GIVEN TASK |
Count the lines below that contain the word "this". Give only the number.

STORED RECORDS |
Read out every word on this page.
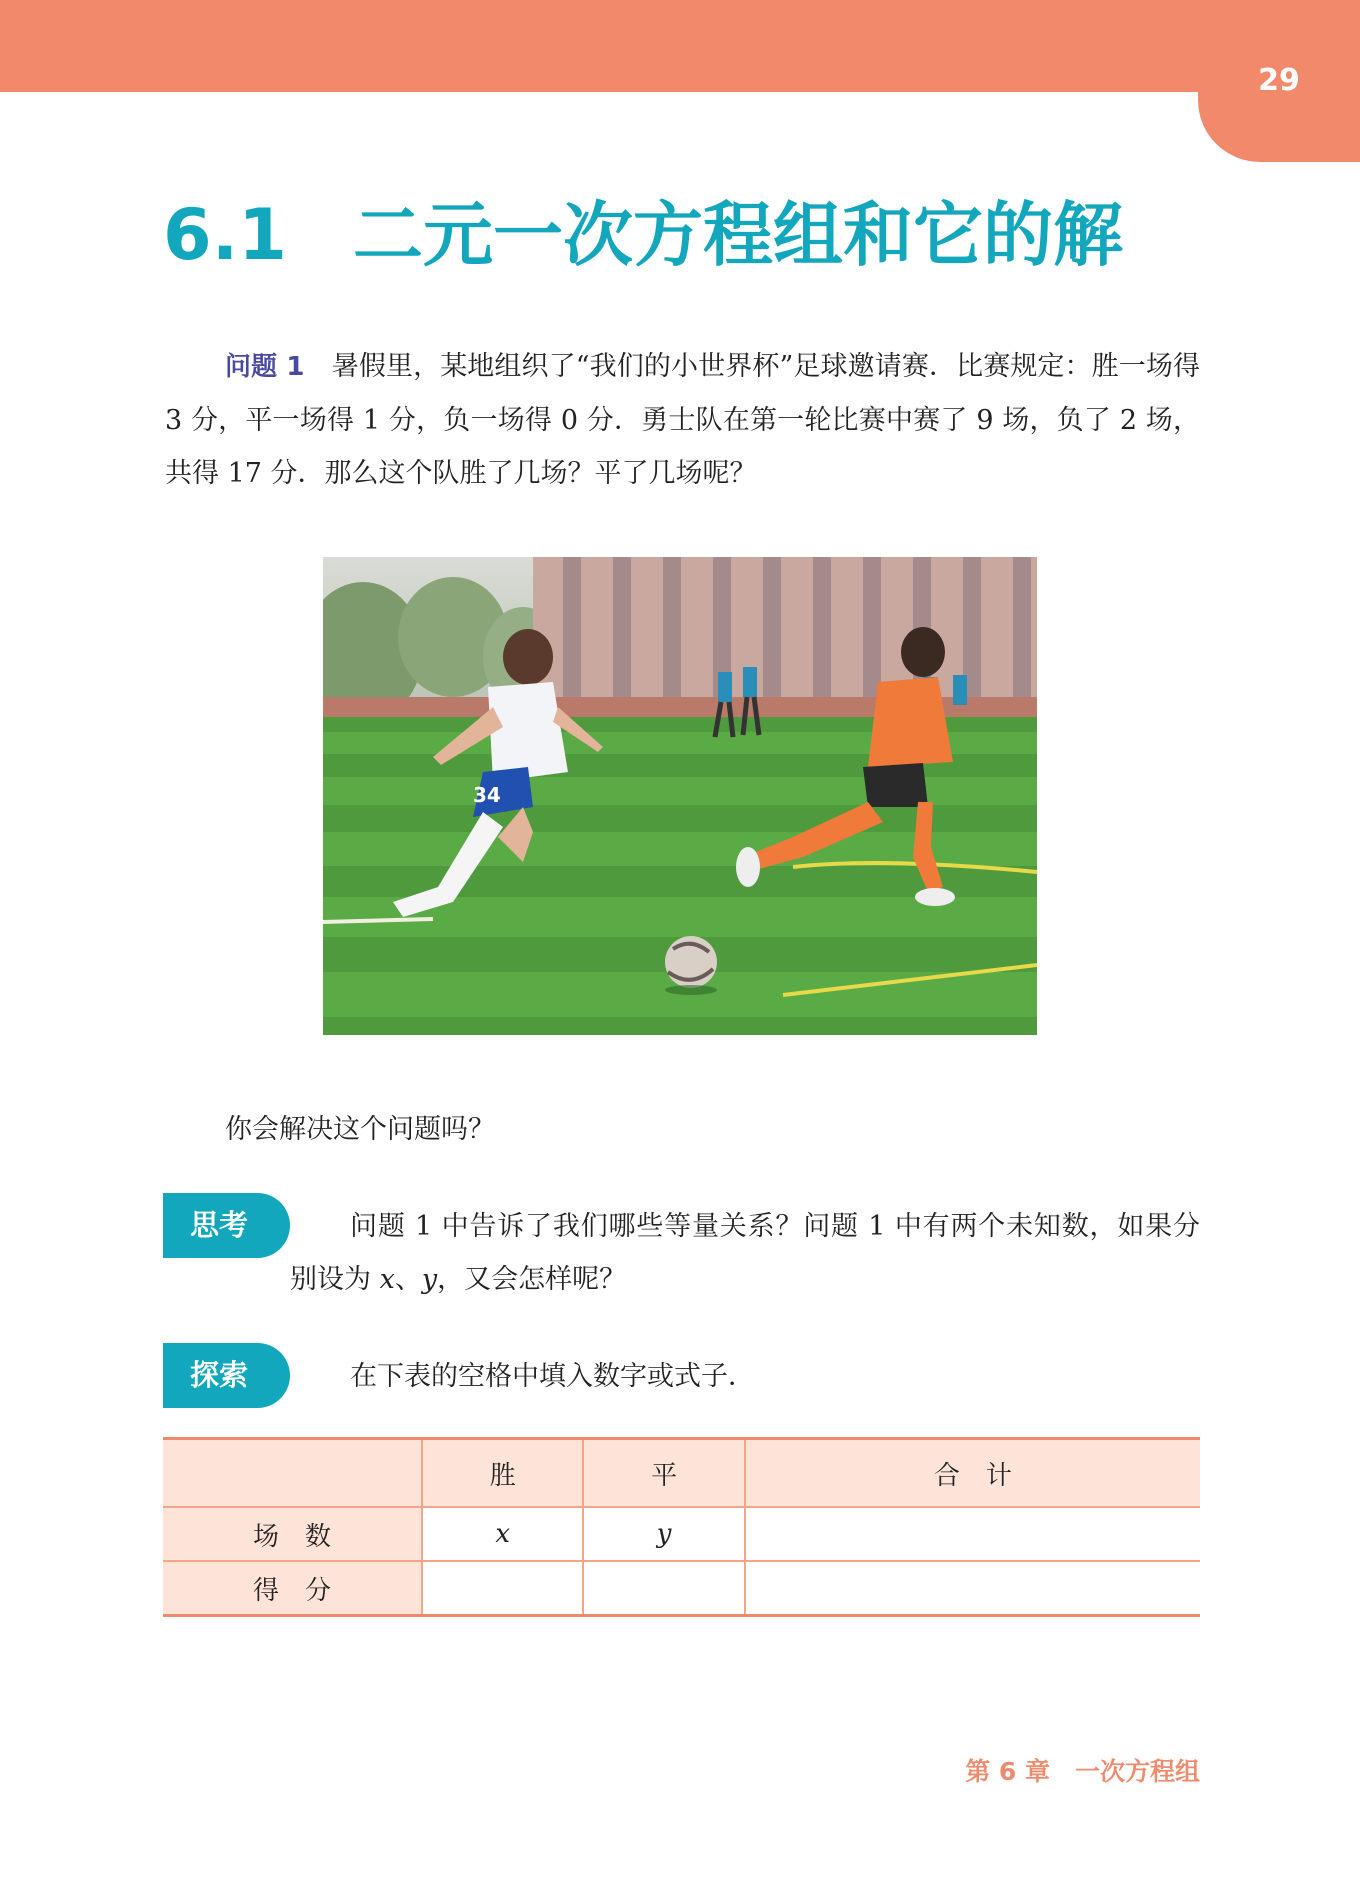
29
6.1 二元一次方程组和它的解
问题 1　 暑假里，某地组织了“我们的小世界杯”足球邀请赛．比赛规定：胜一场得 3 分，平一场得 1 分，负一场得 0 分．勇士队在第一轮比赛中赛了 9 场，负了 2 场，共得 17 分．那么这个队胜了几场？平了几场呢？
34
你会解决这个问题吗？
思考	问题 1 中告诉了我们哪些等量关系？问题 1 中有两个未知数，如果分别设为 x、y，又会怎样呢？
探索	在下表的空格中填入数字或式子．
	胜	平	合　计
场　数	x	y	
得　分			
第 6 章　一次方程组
==
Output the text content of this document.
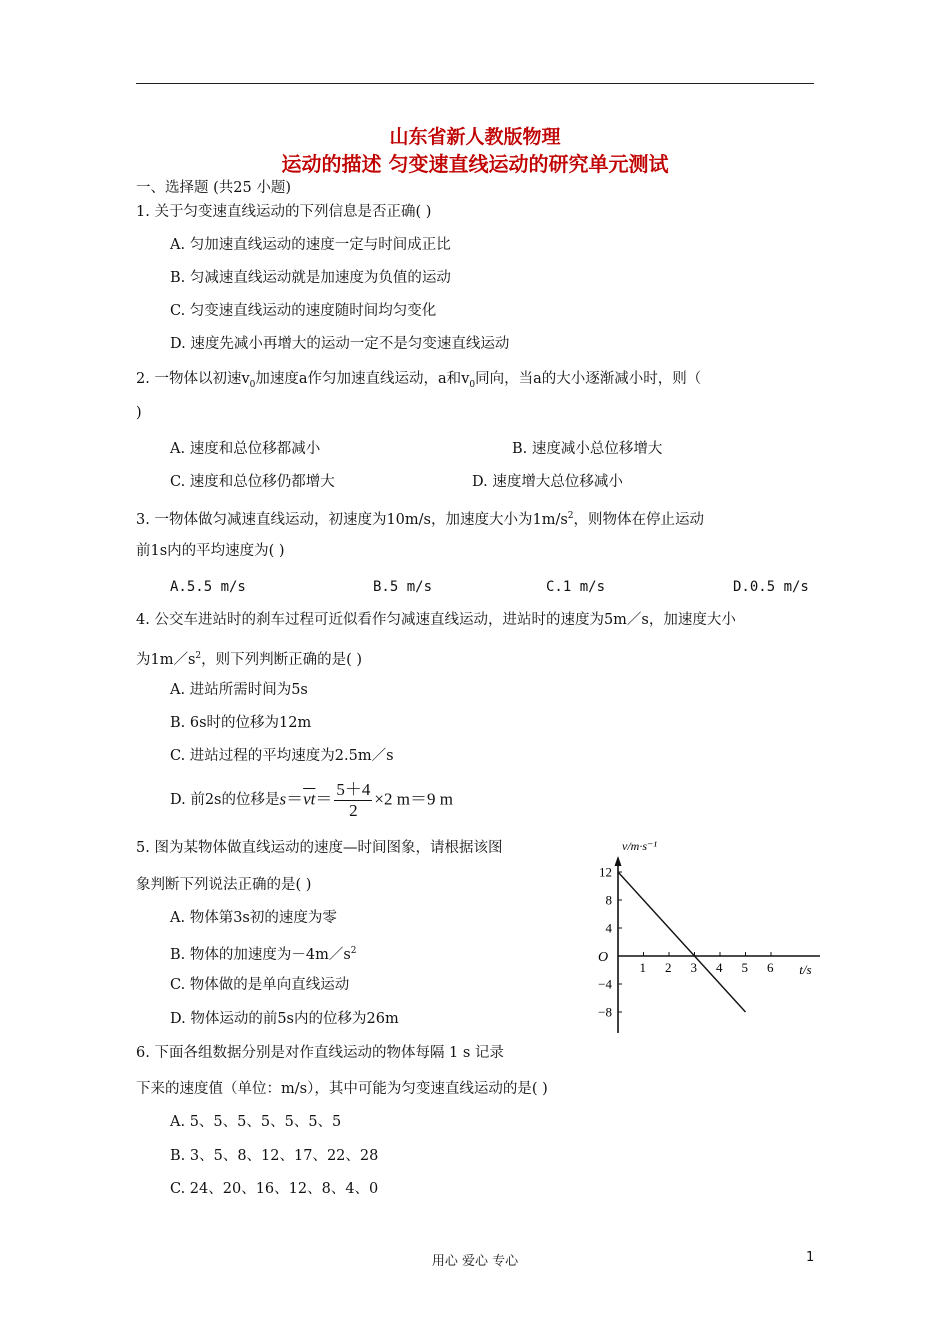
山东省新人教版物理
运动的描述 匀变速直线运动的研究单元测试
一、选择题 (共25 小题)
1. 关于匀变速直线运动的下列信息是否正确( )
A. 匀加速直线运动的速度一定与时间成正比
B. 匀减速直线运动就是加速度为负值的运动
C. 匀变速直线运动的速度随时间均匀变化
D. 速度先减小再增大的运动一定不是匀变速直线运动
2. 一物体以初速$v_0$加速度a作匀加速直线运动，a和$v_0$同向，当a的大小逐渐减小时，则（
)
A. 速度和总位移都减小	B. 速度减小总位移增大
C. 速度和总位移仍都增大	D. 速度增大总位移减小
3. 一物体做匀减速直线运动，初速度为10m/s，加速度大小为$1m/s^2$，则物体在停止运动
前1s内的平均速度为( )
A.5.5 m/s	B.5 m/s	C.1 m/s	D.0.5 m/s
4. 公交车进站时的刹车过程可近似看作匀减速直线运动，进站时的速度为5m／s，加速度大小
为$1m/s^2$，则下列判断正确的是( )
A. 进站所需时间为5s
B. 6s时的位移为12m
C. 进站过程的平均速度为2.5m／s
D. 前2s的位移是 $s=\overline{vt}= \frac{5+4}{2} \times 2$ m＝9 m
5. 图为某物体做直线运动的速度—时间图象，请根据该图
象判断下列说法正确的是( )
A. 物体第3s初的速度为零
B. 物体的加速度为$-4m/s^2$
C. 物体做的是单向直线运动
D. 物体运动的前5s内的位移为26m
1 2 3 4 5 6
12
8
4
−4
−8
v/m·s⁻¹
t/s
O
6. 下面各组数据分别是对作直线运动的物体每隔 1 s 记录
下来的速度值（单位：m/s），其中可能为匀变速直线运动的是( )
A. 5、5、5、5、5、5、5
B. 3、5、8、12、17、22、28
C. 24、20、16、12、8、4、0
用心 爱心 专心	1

ANSWER TO THE TASK |
2